§ DIRECTIONS FOR THIS TASK
Count how many lines hold the string "System". Give that number alone.

────────────────────

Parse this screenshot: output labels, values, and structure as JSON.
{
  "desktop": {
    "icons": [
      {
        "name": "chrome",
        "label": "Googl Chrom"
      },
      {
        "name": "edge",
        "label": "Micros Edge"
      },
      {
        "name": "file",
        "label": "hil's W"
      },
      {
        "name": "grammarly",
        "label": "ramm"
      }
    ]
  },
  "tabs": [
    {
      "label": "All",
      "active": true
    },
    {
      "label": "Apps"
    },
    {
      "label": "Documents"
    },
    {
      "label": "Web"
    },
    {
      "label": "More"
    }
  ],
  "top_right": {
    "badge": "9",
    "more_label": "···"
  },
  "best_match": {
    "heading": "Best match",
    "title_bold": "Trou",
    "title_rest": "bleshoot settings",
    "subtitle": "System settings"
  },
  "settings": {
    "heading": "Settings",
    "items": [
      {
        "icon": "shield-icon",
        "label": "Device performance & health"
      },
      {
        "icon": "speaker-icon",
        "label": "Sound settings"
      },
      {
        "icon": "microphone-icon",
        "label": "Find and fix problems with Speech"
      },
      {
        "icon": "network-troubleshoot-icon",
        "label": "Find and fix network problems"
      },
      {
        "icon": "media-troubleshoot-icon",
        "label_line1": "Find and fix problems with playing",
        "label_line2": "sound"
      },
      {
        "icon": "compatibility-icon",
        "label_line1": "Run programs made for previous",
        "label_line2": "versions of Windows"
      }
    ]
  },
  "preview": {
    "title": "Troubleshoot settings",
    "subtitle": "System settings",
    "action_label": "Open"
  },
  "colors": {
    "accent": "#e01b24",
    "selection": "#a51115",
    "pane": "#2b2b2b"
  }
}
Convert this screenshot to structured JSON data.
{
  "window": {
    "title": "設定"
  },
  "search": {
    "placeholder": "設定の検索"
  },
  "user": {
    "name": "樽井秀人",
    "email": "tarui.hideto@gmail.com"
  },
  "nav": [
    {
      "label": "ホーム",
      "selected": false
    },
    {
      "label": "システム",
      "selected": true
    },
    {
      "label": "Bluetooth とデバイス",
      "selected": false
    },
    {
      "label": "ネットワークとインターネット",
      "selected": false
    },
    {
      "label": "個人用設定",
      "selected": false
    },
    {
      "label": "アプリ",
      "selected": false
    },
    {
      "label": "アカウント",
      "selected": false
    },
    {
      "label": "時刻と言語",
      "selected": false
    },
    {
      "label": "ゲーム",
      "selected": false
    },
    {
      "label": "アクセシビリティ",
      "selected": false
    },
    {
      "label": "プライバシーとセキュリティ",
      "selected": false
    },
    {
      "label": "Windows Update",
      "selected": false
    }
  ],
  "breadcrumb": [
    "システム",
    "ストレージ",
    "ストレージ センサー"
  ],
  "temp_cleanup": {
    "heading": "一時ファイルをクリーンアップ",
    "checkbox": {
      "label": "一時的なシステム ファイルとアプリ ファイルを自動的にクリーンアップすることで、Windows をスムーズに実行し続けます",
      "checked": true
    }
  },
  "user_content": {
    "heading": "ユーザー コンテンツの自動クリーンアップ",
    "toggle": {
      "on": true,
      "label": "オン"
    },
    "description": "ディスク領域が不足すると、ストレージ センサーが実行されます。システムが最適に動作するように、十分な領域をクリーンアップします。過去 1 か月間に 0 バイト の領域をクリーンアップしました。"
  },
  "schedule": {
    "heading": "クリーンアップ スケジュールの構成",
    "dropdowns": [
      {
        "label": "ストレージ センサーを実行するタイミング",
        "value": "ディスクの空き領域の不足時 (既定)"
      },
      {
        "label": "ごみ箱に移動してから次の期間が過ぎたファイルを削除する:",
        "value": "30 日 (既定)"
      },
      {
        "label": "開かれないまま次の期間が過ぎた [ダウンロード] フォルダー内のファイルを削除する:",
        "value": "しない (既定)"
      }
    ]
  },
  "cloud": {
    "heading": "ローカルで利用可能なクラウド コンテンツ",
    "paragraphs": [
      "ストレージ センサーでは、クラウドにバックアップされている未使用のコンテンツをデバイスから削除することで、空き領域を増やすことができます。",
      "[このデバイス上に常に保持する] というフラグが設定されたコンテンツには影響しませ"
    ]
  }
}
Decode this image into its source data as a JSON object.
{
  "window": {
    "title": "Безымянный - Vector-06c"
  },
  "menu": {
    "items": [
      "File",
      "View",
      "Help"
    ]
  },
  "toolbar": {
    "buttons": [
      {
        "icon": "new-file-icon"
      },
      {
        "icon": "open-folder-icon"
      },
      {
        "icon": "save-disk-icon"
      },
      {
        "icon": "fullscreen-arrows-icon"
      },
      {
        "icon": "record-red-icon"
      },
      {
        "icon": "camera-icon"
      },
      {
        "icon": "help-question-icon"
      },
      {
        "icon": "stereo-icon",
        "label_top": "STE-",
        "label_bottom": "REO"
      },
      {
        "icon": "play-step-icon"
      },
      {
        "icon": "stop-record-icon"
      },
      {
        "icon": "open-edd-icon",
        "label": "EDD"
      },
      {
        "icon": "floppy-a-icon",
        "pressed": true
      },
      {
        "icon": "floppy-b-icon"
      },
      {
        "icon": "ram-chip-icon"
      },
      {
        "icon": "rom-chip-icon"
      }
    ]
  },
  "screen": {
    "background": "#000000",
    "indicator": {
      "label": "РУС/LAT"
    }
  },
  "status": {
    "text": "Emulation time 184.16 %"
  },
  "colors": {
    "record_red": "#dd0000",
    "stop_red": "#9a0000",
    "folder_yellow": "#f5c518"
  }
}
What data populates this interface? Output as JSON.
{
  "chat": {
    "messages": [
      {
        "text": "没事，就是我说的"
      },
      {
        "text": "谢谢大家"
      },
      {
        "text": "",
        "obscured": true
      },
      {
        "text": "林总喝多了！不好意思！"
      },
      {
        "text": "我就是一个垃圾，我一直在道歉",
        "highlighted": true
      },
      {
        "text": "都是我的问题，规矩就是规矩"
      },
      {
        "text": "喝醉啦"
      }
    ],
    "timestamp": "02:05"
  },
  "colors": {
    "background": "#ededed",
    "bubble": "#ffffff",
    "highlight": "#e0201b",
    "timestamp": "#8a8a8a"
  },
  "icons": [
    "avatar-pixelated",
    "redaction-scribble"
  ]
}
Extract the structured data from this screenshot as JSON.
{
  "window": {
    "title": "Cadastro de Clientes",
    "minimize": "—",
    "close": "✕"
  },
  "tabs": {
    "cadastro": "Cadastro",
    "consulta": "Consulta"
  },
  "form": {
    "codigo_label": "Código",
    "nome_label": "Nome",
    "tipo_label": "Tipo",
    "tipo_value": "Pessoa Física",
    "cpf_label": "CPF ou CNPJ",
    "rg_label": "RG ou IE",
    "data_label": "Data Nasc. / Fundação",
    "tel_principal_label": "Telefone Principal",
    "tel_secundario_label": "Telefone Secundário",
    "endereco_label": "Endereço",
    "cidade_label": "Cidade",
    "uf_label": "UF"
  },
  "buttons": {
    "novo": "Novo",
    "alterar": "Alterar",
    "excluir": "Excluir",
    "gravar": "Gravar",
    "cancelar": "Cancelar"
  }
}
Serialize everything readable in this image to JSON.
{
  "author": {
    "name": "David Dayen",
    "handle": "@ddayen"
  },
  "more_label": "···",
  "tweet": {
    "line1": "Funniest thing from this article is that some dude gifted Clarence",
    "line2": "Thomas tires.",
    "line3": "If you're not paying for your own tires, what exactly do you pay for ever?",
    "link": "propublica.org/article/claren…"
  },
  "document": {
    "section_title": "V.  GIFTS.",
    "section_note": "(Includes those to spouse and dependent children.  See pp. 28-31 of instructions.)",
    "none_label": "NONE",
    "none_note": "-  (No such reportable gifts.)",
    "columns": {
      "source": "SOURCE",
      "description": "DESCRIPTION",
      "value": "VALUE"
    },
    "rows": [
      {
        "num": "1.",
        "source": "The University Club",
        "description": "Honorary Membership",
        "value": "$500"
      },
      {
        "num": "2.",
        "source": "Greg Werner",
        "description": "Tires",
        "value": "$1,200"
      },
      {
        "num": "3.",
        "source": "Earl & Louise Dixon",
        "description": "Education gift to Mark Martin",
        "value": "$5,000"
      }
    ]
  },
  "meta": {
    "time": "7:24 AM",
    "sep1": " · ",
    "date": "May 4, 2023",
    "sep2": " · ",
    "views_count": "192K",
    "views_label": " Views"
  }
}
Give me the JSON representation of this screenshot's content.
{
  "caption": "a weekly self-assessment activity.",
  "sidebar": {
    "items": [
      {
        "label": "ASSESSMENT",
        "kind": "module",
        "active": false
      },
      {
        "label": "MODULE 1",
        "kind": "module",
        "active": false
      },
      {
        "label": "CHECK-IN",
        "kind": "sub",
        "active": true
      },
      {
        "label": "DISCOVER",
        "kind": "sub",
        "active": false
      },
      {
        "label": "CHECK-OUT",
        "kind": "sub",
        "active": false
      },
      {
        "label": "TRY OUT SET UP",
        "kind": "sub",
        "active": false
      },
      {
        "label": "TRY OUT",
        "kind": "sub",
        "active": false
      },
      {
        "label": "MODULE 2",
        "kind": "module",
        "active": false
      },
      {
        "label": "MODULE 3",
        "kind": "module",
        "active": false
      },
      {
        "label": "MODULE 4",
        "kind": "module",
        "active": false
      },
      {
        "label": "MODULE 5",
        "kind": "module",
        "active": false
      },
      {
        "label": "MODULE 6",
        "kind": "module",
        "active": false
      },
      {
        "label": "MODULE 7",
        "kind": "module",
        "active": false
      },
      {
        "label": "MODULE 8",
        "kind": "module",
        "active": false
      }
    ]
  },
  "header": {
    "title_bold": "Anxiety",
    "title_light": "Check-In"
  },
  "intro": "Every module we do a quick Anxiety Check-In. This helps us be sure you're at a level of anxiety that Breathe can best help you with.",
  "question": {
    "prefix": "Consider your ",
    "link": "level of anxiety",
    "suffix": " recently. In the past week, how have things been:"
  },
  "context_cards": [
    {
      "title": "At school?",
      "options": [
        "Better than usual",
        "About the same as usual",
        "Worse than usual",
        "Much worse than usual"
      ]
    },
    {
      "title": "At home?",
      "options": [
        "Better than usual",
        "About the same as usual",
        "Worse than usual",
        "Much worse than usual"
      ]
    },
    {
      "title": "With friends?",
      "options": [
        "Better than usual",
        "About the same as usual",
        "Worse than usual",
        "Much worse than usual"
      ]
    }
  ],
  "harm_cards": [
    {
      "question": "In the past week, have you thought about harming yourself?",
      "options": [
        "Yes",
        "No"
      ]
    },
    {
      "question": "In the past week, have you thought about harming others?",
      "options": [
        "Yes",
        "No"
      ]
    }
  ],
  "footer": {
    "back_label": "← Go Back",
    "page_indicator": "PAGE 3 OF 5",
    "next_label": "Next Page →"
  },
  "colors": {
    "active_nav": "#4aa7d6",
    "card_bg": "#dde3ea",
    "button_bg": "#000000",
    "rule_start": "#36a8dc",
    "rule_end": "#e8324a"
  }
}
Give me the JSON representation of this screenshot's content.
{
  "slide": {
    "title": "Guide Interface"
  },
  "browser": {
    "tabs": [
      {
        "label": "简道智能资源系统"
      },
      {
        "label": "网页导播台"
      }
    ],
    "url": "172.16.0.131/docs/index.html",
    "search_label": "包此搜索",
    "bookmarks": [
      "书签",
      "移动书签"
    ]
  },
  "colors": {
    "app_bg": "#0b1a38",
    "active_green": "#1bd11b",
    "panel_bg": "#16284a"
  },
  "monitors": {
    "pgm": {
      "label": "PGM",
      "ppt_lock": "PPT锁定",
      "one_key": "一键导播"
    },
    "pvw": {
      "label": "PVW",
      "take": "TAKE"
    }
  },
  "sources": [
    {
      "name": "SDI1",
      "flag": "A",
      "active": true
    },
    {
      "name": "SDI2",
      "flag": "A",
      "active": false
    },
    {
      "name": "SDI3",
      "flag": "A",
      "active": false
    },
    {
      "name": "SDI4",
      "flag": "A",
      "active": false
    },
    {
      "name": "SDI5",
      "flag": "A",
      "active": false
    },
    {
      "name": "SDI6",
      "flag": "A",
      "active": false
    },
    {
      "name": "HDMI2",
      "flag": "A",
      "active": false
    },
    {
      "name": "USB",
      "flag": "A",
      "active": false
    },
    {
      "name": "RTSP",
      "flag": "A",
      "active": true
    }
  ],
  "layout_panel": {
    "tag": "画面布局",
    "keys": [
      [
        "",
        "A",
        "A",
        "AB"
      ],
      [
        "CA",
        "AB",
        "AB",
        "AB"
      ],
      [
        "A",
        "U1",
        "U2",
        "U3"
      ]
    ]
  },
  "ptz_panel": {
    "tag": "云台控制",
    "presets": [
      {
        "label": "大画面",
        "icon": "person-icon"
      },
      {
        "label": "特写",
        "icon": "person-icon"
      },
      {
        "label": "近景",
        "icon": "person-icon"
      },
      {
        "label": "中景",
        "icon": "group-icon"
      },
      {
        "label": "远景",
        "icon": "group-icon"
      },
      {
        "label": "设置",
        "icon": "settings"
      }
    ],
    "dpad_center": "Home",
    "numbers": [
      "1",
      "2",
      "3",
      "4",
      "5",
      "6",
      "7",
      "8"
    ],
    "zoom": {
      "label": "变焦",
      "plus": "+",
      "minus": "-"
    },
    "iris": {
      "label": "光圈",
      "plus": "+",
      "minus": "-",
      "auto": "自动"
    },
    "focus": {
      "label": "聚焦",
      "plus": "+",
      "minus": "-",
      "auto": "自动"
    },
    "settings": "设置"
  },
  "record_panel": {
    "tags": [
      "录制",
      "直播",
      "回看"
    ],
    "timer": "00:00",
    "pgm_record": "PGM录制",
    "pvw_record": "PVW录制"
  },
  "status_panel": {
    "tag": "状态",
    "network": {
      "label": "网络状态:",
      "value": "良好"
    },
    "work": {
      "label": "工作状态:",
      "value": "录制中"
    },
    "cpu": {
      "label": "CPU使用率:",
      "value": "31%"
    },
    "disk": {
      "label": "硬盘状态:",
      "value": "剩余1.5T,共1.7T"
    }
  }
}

────────────────────

§ EXPECTED ANSWER
2